BRIEF
Please express the items from the start through the line containing "y-tick-label: 10−4 bbox=[74, 198, 94, 228]" as a JSON list of strings, one string per line, with blank lines left out; include both ends.

-------- MATERIAL FOR THE TASK --------

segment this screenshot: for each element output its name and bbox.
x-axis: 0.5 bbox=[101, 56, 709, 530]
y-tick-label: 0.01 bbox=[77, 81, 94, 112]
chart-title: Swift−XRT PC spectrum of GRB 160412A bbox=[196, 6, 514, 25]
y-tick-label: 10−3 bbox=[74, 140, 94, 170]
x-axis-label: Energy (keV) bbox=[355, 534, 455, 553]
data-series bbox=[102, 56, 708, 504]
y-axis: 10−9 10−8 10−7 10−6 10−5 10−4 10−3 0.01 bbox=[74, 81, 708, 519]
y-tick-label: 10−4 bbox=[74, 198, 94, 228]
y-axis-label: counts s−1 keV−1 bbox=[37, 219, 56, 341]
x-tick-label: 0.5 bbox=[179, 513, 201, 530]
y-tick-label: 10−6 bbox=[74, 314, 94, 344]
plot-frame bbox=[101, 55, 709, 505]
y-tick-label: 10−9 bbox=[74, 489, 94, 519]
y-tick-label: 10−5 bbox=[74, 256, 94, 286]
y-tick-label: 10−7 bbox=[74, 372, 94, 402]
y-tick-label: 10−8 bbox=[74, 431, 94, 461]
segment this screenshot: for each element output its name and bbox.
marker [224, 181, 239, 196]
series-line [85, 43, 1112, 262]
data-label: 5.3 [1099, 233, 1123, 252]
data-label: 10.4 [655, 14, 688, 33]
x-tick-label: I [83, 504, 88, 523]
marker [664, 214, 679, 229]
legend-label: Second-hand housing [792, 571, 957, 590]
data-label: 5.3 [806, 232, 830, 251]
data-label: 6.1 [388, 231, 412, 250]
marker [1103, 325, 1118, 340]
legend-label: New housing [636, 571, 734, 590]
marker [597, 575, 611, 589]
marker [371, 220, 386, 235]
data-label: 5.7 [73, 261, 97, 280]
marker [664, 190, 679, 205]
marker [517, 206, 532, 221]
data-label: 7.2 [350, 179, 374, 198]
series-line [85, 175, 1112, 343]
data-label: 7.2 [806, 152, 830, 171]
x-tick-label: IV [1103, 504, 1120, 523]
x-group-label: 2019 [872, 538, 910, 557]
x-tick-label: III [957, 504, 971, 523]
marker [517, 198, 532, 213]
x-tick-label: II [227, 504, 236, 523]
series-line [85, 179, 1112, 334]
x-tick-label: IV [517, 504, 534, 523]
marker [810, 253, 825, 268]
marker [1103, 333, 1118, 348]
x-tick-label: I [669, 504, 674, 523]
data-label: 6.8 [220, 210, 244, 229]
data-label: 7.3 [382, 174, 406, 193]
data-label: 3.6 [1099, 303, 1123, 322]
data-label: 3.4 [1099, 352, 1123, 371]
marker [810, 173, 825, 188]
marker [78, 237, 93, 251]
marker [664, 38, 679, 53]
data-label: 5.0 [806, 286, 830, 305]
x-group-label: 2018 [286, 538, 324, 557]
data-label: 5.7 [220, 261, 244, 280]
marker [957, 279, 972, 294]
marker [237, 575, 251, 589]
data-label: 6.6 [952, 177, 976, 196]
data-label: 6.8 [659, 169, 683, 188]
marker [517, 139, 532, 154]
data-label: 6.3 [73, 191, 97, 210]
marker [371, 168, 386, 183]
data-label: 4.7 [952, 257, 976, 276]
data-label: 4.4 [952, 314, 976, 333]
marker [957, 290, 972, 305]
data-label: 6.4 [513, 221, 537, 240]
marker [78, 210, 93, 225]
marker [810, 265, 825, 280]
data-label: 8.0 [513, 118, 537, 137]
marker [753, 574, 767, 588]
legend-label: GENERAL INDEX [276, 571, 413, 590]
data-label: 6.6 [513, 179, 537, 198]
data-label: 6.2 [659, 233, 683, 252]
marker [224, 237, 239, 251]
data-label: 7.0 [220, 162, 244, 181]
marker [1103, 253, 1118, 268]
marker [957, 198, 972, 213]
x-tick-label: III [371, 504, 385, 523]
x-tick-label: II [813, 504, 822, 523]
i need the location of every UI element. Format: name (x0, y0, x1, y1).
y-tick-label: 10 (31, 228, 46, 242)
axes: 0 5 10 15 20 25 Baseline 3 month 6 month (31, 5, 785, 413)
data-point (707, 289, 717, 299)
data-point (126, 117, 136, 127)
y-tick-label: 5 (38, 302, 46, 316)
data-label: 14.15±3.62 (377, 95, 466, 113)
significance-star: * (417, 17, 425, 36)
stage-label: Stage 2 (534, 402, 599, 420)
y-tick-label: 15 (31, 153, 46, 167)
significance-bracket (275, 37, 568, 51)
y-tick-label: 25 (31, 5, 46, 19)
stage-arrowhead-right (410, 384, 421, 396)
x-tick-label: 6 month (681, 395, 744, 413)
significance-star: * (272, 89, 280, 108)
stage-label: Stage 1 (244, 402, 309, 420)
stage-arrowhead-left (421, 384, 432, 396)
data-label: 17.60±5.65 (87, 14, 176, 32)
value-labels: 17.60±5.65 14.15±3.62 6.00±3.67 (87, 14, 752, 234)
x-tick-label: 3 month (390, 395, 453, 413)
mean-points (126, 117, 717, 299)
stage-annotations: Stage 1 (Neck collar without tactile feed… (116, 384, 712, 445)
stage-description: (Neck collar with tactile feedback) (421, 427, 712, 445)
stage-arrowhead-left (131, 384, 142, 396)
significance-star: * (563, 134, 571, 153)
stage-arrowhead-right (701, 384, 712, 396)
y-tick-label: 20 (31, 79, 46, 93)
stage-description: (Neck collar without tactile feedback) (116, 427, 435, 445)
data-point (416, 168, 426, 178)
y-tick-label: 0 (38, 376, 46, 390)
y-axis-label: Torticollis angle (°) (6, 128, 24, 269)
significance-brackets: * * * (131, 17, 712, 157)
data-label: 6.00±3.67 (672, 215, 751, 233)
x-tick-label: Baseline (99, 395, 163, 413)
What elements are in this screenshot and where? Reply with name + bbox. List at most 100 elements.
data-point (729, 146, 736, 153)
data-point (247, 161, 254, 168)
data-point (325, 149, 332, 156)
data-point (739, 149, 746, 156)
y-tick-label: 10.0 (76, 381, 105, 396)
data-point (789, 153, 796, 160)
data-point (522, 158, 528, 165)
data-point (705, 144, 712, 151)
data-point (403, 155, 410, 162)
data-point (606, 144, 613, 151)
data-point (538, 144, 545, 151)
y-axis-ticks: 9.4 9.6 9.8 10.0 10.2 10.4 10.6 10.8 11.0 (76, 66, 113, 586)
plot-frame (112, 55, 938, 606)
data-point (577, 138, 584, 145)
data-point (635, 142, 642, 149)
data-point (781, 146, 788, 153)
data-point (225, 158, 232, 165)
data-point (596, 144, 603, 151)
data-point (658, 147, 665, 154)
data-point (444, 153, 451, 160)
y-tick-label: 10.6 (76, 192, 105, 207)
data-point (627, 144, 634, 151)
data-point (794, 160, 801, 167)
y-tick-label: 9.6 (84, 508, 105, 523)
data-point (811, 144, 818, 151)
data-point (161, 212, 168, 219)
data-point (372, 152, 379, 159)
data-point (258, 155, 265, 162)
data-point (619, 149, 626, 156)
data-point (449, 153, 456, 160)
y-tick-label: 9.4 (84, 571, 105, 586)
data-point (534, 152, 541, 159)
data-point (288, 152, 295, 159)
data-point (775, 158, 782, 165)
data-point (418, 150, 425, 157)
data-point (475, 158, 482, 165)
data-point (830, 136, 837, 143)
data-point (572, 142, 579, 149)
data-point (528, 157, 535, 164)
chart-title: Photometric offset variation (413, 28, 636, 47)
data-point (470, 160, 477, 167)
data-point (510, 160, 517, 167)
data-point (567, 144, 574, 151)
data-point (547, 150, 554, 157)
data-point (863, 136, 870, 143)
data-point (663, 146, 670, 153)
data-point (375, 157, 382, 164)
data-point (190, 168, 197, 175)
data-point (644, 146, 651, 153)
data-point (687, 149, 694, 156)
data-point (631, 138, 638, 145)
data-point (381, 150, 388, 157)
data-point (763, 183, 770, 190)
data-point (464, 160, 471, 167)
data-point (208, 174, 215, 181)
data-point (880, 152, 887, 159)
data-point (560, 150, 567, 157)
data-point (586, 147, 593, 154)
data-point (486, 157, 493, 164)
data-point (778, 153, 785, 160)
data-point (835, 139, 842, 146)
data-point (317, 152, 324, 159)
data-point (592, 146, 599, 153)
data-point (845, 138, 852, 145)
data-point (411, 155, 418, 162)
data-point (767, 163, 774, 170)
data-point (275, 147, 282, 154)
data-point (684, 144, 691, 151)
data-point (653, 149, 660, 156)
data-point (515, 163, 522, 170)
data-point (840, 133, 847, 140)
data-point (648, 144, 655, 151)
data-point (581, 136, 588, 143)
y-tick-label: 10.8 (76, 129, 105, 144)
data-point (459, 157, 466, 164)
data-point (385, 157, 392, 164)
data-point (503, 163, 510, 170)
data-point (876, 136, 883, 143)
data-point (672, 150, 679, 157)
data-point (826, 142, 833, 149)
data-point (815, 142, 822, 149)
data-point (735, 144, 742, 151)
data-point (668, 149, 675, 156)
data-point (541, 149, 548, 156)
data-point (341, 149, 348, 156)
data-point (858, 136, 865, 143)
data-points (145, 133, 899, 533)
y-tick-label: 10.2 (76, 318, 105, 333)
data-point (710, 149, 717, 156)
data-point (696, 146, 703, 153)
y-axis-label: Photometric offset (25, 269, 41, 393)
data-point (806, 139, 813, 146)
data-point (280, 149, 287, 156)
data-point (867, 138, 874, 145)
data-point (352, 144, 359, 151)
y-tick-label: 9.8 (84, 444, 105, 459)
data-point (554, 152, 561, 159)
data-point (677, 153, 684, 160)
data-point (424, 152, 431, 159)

--------

RESPONSE TO THE EXERCISE
[
  "segment this screenshot: for each element output its name and bbox.",
  "x-axis: 0.5 bbox=[101, 56, 709, 530]",
  "y-tick-label: 0.01 bbox=[77, 81, 94, 112]",
  "chart-title: Swift−XRT PC spectrum of GRB 160412A bbox=[196, 6, 514, 25]",
  "y-tick-label: 10−3 bbox=[74, 140, 94, 170]",
  "x-axis-label: Energy (keV) bbox=[355, 534, 455, 553]",
  "data-series bbox=[102, 56, 708, 504]",
  "y-axis: 10−9 10−8 10−7 10−6 10−5 10−4 10−3 0.01 bbox=[74, 81, 708, 519]",
  "y-tick-label: 10−4 bbox=[74, 198, 94, 228]"
]